Print the full listing exactly.

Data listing
──────

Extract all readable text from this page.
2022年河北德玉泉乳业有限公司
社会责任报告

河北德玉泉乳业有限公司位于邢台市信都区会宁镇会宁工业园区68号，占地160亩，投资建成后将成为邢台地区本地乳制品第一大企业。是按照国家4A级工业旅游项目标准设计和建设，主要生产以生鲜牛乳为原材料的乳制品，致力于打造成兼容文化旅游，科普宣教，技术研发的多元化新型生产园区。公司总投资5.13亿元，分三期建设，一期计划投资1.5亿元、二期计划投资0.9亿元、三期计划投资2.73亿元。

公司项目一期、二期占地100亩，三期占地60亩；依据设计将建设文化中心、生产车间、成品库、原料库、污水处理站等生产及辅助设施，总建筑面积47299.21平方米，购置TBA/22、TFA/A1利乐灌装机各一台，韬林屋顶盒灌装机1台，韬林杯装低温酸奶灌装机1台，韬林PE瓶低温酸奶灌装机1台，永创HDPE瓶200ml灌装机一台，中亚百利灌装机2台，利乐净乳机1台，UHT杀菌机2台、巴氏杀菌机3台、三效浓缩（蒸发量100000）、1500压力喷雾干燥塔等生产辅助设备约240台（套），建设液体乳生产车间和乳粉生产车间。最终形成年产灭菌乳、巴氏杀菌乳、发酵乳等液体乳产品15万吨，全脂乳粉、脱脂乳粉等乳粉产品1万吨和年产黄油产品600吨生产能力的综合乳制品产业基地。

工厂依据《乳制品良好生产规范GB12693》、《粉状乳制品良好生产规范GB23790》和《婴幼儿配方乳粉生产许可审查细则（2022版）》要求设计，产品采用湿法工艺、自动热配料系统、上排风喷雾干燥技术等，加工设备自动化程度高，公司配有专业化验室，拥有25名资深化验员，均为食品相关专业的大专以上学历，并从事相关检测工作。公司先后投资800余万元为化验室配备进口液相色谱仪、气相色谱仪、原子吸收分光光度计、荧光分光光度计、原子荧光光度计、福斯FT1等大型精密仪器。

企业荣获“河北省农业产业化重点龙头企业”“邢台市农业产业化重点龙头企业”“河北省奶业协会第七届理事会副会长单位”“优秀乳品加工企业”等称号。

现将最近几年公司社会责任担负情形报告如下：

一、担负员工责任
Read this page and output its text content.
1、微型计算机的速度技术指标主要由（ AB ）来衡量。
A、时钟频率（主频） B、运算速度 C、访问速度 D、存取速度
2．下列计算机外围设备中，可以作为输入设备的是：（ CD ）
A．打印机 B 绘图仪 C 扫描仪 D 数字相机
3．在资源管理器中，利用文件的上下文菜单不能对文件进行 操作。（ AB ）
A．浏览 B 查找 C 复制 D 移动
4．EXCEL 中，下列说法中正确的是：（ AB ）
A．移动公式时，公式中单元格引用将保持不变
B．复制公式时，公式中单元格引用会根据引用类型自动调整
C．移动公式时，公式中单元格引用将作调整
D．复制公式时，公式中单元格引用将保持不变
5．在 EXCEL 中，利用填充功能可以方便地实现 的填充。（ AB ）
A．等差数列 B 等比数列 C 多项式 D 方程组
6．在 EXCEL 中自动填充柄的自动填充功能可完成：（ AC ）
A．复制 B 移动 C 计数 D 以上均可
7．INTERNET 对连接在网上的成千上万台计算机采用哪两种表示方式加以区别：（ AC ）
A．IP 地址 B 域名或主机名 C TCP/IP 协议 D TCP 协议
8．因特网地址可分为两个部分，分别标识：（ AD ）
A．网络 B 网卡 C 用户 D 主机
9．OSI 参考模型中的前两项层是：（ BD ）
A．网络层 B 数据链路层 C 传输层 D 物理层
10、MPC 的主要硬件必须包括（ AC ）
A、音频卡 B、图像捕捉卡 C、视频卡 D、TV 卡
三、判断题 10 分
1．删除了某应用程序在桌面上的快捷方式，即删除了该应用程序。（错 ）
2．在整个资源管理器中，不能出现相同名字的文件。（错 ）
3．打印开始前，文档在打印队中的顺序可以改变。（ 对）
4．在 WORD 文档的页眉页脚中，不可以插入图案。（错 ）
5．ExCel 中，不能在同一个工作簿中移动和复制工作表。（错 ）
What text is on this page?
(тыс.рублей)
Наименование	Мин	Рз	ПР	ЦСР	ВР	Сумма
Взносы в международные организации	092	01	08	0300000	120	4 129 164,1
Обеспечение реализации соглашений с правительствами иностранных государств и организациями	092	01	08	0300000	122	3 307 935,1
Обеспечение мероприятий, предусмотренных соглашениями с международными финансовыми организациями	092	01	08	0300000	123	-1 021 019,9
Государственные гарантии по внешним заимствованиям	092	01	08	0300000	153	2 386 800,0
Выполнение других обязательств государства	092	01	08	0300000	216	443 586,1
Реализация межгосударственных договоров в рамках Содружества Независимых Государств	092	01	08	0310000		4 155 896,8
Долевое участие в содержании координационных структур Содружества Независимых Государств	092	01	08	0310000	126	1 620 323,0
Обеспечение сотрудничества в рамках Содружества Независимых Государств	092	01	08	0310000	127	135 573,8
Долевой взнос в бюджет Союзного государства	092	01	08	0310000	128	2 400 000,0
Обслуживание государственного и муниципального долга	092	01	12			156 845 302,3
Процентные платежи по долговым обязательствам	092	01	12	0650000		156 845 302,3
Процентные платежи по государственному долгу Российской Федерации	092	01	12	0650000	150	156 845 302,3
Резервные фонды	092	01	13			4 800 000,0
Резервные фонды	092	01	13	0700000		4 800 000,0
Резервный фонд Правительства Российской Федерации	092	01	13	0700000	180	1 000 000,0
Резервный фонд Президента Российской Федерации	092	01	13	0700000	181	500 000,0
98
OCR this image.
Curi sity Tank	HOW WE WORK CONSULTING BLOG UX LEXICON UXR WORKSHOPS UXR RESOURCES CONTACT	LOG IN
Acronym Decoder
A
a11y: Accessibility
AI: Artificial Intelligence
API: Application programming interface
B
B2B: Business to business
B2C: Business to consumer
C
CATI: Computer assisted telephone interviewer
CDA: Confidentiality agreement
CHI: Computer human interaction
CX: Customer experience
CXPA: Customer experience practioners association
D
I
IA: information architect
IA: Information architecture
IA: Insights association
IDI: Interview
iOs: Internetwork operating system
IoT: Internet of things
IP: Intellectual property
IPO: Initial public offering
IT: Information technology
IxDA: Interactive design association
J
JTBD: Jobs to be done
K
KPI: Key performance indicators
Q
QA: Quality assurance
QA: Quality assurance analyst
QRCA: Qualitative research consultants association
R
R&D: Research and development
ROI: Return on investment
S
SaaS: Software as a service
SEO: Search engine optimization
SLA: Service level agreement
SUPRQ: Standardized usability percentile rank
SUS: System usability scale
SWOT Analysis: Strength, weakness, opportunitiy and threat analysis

──────

### Result of this task
Extract all readable text from this page.
2022年河北德玉泉乳业有限公司
社会责任报告

河北德玉泉乳业有限公司位于邢台市信都区会宁镇会宁工业园区68号，占地160亩，投资建成后将成为邢台地区本地乳制品第一大企业。是按照国家4A级工业旅游项目标准设计和建设，主要生产以生鲜牛乳为原材料的乳制品，致力于打造成兼容文化旅游，科普宣教，技术研发的多元化新型生产园区。公司总投资5.13亿元，分三期建设，一期计划投资1.5亿元、二期计划投资0.9亿元、三期计划投资2.73亿元。

公司项目一期、二期占地100亩，三期占地60亩；依据设计将建设文化中心、生产车间、成品库、原料库、污水处理站等生产及辅助设施，总建筑面积47299.21平方米，购置TBA/22、TFA/A1利乐灌装机各一台，韬林屋顶盒灌装机1台，韬林杯装低温酸奶灌装机1台，韬林PE瓶低温酸奶灌装机1台，永创HDPE瓶200ml灌装机一台，中亚百利灌装机2台，利乐净乳机1台，UHT杀菌机2台、巴氏杀菌机3台、三效浓缩（蒸发量100000）、1500压力喷雾干燥塔等生产辅助设备约240台（套），建设液体乳生产车间和乳粉生产车间。最终形成年产灭菌乳、巴氏杀菌乳、发酵乳等液体乳产品15万吨，全脂乳粉、脱脂乳粉等乳粉产品1万吨和年产黄油产品600吨生产能力的综合乳制品产业基地。

工厂依据《乳制品良好生产规范GB12693》、《粉状乳制品良好生产规范GB23790》和《婴幼儿配方乳粉生产许可审查细则（2022版）》要求设计，产品采用湿法工艺、自动热配料系统、上排风喷雾干燥技术等，加工设备自动化程度高，公司配有专业化验室，拥有25名资深化验员，均为食品相关专业的大专以上学历，并从事相关检测工作。公司先后投资800余万元为化验室配备进口液相色谱仪、气相色谱仪、原子吸收分光光度计、荧光分光光度计、原子荧光光度计、福斯FT1等大型精密仪器。

企业荣获“河北省农业产业化重点龙头企业”“邢台市农业产业化重点龙头企业”“河北省奶业协会第七届理事会副会长单位”“优秀乳品加工企业”等称号。

现将最近几年公司社会责任担负情形报告如下：

一、担负员工责任
Read this page and output its text content.
1、微型计算机的速度技术指标主要由（ AB ）来衡量。
A、时钟频率（主频） B、运算速度 C、访问速度 D、存取速度
2．下列计算机外围设备中，可以作为输入设备的是：（ CD ）
A．打印机 B 绘图仪 C 扫描仪 D 数字相机
3．在资源管理器中，利用文件的上下文菜单不能对文件进行 操作。（ AB ）
A．浏览 B 查找 C 复制 D 移动
4．EXCEL 中，下列说法中正确的是：（ AB ）
A．移动公式时，公式中单元格引用将保持不变
B．复制公式时，公式中单元格引用会根据引用类型自动调整
C．移动公式时，公式中单元格引用将作调整
D．复制公式时，公式中单元格引用将保持不变
5．在 EXCEL 中，利用填充功能可以方便地实现 的填充。（ AB ）
A．等差数列 B 等比数列 C 多项式 D 方程组
6．在 EXCEL 中自动填充柄的自动填充功能可完成：（ AC ）
A．复制 B 移动 C 计数 D 以上均可
7．INTERNET 对连接在网上的成千上万台计算机采用哪两种表示方式加以区别：（ AC ）
A．IP 地址 B 域名或主机名 C TCP/IP 协议 D TCP 协议
8．因特网地址可分为两个部分，分别标识：（ AD ）
A．网络 B 网卡 C 用户 D 主机
9．OSI 参考模型中的前两项层是：（ BD ）
A．网络层 B 数据链路层 C 传输层 D 物理层
10、MPC 的主要硬件必须包括（ AC ）
A、音频卡 B、图像捕捉卡 C、视频卡 D、TV 卡
三、判断题 10 分
1．删除了某应用程序在桌面上的快捷方式，即删除了该应用程序。（错 ）
2．在整个资源管理器中，不能出现相同名字的文件。（错 ）
3．打印开始前，文档在打印队中的顺序可以改变。（ 对）
4．在 WORD 文档的页眉页脚中，不可以插入图案。（错 ）
5．ExCel 中，不能在同一个工作簿中移动和复制工作表。（错 ）
What text is on this page?
(тыс.рублей)
Наименование	Мин	Рз	ПР	ЦСР	ВР	Сумма
Взносы в международные организации	092	01	08	0300000	120	4 129 164,1
Обеспечение реализации соглашений с правительствами иностранных государств и организациями	092	01	08	0300000	122	3 307 935,1
Обеспечение мероприятий, предусмотренных соглашениями с международными финансовыми организациями	092	01	08	0300000	123	-1 021 019,9
Государственные гарантии по внешним заимствованиям	092	01	08	0300000	153	2 386 800,0
Выполнение других обязательств государства	092	01	08	0300000	216	443 586,1
Реализация межгосударственных договоров в рамках Содружества Независимых Государств	092	01	08	0310000		4 155 896,8
Долевое участие в содержании координационных структур Содружества Независимых Государств	092	01	08	0310000	126	1 620 323,0
Обеспечение сотрудничества в рамках Содружества Независимых Государств	092	01	08	0310000	127	135 573,8
Долевой взнос в бюджет Союзного государства	092	01	08	0310000	128	2 400 000,0
Обслуживание государственного и муниципального долга	092	01	12			156 845 302,3
Процентные платежи по долговым обязательствам	092	01	12	0650000		156 845 302,3
Процентные платежи по государственному долгу Российской Федерации	092	01	12	0650000	150	156 845 302,3
Резервные фонды	092	01	13			4 800 000,0
Резервные фонды	092	01	13	0700000		4 800 000,0
Резервный фонд Правительства Российской Федерации	092	01	13	0700000	180	1 000 000,0
Резервный фонд Президента Российской Федерации	092	01	13	0700000	181	500 000,0
98
OCR this image.
Curi sity Tank	HOW WE WORK CONSULTING BLOG UX LEXICON UXR WORKSHOPS UXR RESOURCES CONTACT	LOG IN
Acronym Decoder
A
a11y: Accessibility
AI: Artificial Intelligence
API: Application programming interface
B
B2B: Business to business
B2C: Business to consumer
C
CATI: Computer assisted telephone interviewer
CDA: Confidentiality agreement
CHI: Computer human interaction
CX: Customer experience
CXPA: Customer experience practioners association
D
I
IA: information architect
IA: Information architecture
IA: Insights association
IDI: Interview
iOs: Internetwork operating system
IoT: Internet of things
IP: Intellectual property
IPO: Initial public offering
IT: Information technology
IxDA: Interactive design association
J
JTBD: Jobs to be done
K
KPI: Key performance indicators
Q
QA: Quality assurance
QA: Quality assurance analyst
QRCA: Qualitative research consultants association
R
R&D: Research and development
ROI: Return on investment
S
SaaS: Software as a service
SEO: Search engine optimization
SLA: Service level agreement
SUPRQ: Standardized usability percentile rank
SUS: System usability scale
SWOT Analysis: Strength, weakness, opportunitiy and threat analysis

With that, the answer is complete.